Exercise:
Search the data for the word "system". Reproduce every line where it is found.

Records for the task:

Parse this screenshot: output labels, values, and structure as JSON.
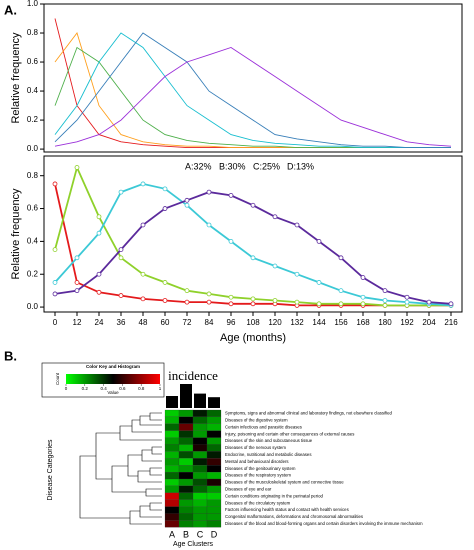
{
  "panel_labels": [
    "A.",
    "B."
  ],
  "chart_data": [
    {
      "type": "line",
      "ylabel": "Relative frequency",
      "x": [
        0,
        12,
        24,
        36,
        48,
        60,
        72,
        84,
        96,
        108,
        120,
        132,
        144,
        156,
        168,
        180,
        192,
        204,
        216
      ],
      "xlim": [
        -6,
        222
      ],
      "ylim": [
        -0.02,
        1.0
      ],
      "yticks": [
        {
          "value": 0.0,
          "label": "0.0"
        },
        {
          "value": 0.2,
          "label": "0.2"
        },
        {
          "value": 0.4,
          "label": "0.4"
        },
        {
          "value": 0.6,
          "label": "0.6"
        },
        {
          "value": 0.8,
          "label": "0.8"
        },
        {
          "value": 1.0,
          "label": "1.0"
        }
      ],
      "series": [
        {
          "color": "#e41a1c",
          "values": [
            0.9,
            0.3,
            0.1,
            0.05,
            0.03,
            0.02,
            0.01,
            0.01,
            0.01,
            0.01,
            0.01,
            0.01,
            0.01,
            0.01,
            0.01,
            0.01,
            0.01,
            0.01,
            0.01
          ]
        },
        {
          "color": "#ff9f1c",
          "values": [
            0.6,
            0.8,
            0.3,
            0.1,
            0.05,
            0.03,
            0.02,
            0.02,
            0.01,
            0.01,
            0.01,
            0.01,
            0.01,
            0.01,
            0.01,
            0.01,
            0.01,
            0.01,
            0.01
          ]
        },
        {
          "color": "#4daf4a",
          "values": [
            0.3,
            0.7,
            0.6,
            0.4,
            0.2,
            0.1,
            0.06,
            0.04,
            0.03,
            0.02,
            0.02,
            0.01,
            0.01,
            0.01,
            0.01,
            0.01,
            0.01,
            0.01,
            0.01
          ]
        },
        {
          "color": "#17becf",
          "values": [
            0.1,
            0.3,
            0.6,
            0.8,
            0.7,
            0.5,
            0.3,
            0.2,
            0.1,
            0.06,
            0.04,
            0.03,
            0.02,
            0.02,
            0.01,
            0.01,
            0.01,
            0.01,
            0.01
          ]
        },
        {
          "color": "#377eb8",
          "values": [
            0.05,
            0.2,
            0.4,
            0.6,
            0.8,
            0.7,
            0.6,
            0.4,
            0.3,
            0.2,
            0.1,
            0.07,
            0.05,
            0.03,
            0.02,
            0.02,
            0.01,
            0.01,
            0.01
          ]
        },
        {
          "color": "#9b30d9",
          "values": [
            0.02,
            0.05,
            0.1,
            0.2,
            0.35,
            0.5,
            0.6,
            0.65,
            0.7,
            0.6,
            0.5,
            0.4,
            0.3,
            0.2,
            0.15,
            0.1,
            0.05,
            0.03,
            0.02
          ]
        }
      ]
    },
    {
      "type": "line",
      "ylabel": "Relative frequency",
      "xlabel": "Age  (months)",
      "x": [
        0,
        12,
        24,
        36,
        48,
        60,
        72,
        84,
        96,
        108,
        120,
        132,
        144,
        156,
        168,
        180,
        192,
        204,
        216
      ],
      "xlim": [
        -6,
        222
      ],
      "ylim": [
        -0.03,
        0.92
      ],
      "xticks": [
        0,
        12,
        24,
        36,
        48,
        60,
        72,
        84,
        96,
        108,
        120,
        132,
        144,
        156,
        168,
        180,
        192,
        204,
        216
      ],
      "yticks": [
        {
          "value": 0.0,
          "label": "0.0"
        },
        {
          "value": 0.2,
          "label": "0.2"
        },
        {
          "value": 0.4,
          "label": "0.4"
        },
        {
          "value": 0.6,
          "label": "0.6"
        },
        {
          "value": 0.8,
          "label": "0.8"
        }
      ],
      "series": [
        {
          "name": "A:32%",
          "color": "#e41a1c",
          "values": [
            0.75,
            0.15,
            0.09,
            0.07,
            0.05,
            0.04,
            0.03,
            0.03,
            0.02,
            0.02,
            0.02,
            0.01,
            0.01,
            0.01,
            0.01,
            0.01,
            0.01,
            0.01,
            0.01
          ]
        },
        {
          "name": "B:30%",
          "color": "#8fd12b",
          "values": [
            0.35,
            0.85,
            0.55,
            0.3,
            0.2,
            0.15,
            0.1,
            0.08,
            0.06,
            0.05,
            0.04,
            0.03,
            0.02,
            0.02,
            0.02,
            0.01,
            0.01,
            0.01,
            0.01
          ]
        },
        {
          "name": "C:25%",
          "color": "#3cc9d6",
          "values": [
            0.15,
            0.3,
            0.45,
            0.7,
            0.75,
            0.72,
            0.62,
            0.5,
            0.4,
            0.3,
            0.25,
            0.2,
            0.15,
            0.1,
            0.06,
            0.04,
            0.03,
            0.02,
            0.01
          ]
        },
        {
          "name": "D:13%",
          "color": "#5b2a9c",
          "values": [
            0.08,
            0.1,
            0.2,
            0.35,
            0.5,
            0.6,
            0.65,
            0.7,
            0.68,
            0.62,
            0.55,
            0.5,
            0.4,
            0.3,
            0.18,
            0.1,
            0.06,
            0.03,
            0.02
          ]
        }
      ]
    },
    {
      "type": "heatmap",
      "ylabel": "Disease Categories",
      "xlabel": "Age Clusters",
      "categories": [
        "A",
        "B",
        "C",
        "D"
      ],
      "colors": [
        "#00ff00",
        "#000000",
        "#ff0000"
      ],
      "color_key": {
        "title": "Color Key and Histogram",
        "xlabel": "Value",
        "ylabel": "Count",
        "ticks": [
          0,
          0.2,
          0.4,
          0.6,
          0.8,
          1
        ]
      },
      "rows": [
        "Symptoms, signs and abnormal clinical and laboratory findings, not elsewhere classified",
        "Diseases of the digestive system",
        "Certain infectious and parasitic diseases",
        "Injury, poisoning and certain other consequences of external causes",
        "Diseases of the skin and subcutaneous tissue",
        "Diseases of the nervous system",
        "Endocrine, nutritional and metabolic diseases",
        "Mental and behavioural disorders",
        "Diseases of the genitourinary system",
        "Diseases of the respiratory system",
        "Diseases of the musculoskeletal system and connective tissue",
        "Diseases of eye and ear",
        "Certain conditions originating in the perinatal period",
        "Diseases of the circulatory system",
        "Factors influencing health status and contact with health services",
        "Congenital malformations, deformations and chromosomal abnormalities",
        "Diseases of the blood and blood-forming organs and certain disorders involving the immune mechanism"
      ],
      "values": [
        [
          0.1,
          0.2,
          0.45,
          0.3
        ],
        [
          0.15,
          0.5,
          0.3,
          0.2
        ],
        [
          0.3,
          0.7,
          0.2,
          0.15
        ],
        [
          0.1,
          0.4,
          0.2,
          0.5
        ],
        [
          0.2,
          0.3,
          0.5,
          0.2
        ],
        [
          0.25,
          0.15,
          0.55,
          0.3
        ],
        [
          0.15,
          0.35,
          0.2,
          0.45
        ],
        [
          0.2,
          0.1,
          0.45,
          0.6
        ],
        [
          0.15,
          0.2,
          0.3,
          0.5
        ],
        [
          0.3,
          0.5,
          0.2,
          0.15
        ],
        [
          0.1,
          0.2,
          0.35,
          0.55
        ],
        [
          0.2,
          0.45,
          0.3,
          0.2
        ],
        [
          0.9,
          0.3,
          0.1,
          0.1
        ],
        [
          0.85,
          0.2,
          0.15,
          0.2
        ],
        [
          0.5,
          0.25,
          0.2,
          0.2
        ],
        [
          0.6,
          0.3,
          0.2,
          0.2
        ],
        [
          0.7,
          0.25,
          0.2,
          0.25
        ]
      ]
    },
    {
      "type": "bar",
      "title": "incidence",
      "categories": [
        "A",
        "B",
        "C",
        "D"
      ],
      "values": [
        0.5,
        1.0,
        0.6,
        0.45
      ],
      "color": "#000000",
      "ylim": [
        0,
        1
      ]
    }
  ]
}
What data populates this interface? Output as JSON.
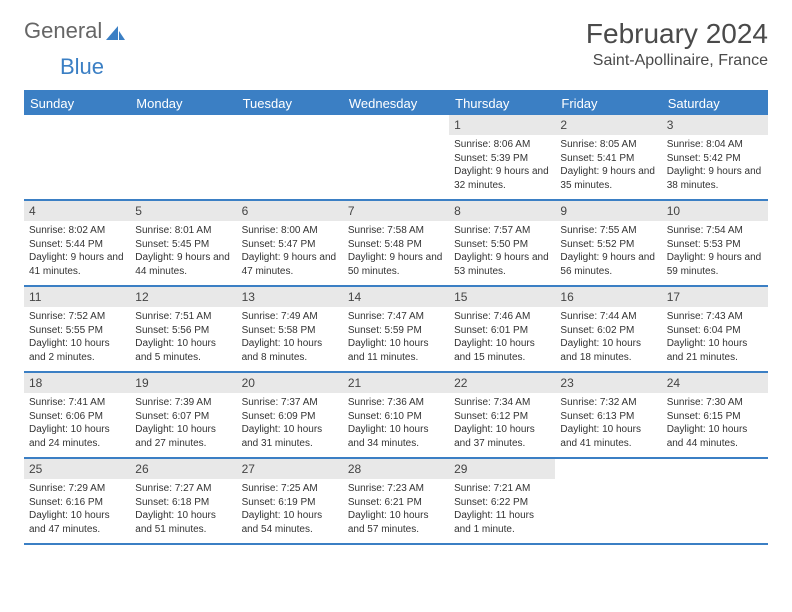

Final answer:
        "Diseases of the digestive system",
        "Diseases of the nervous system",
        "Diseases of the genitourinary system",
        "Diseases of the respiratory system",
        "Diseases of the musculoskeletal system and connective tissue",
        "Diseases of the circulatory system",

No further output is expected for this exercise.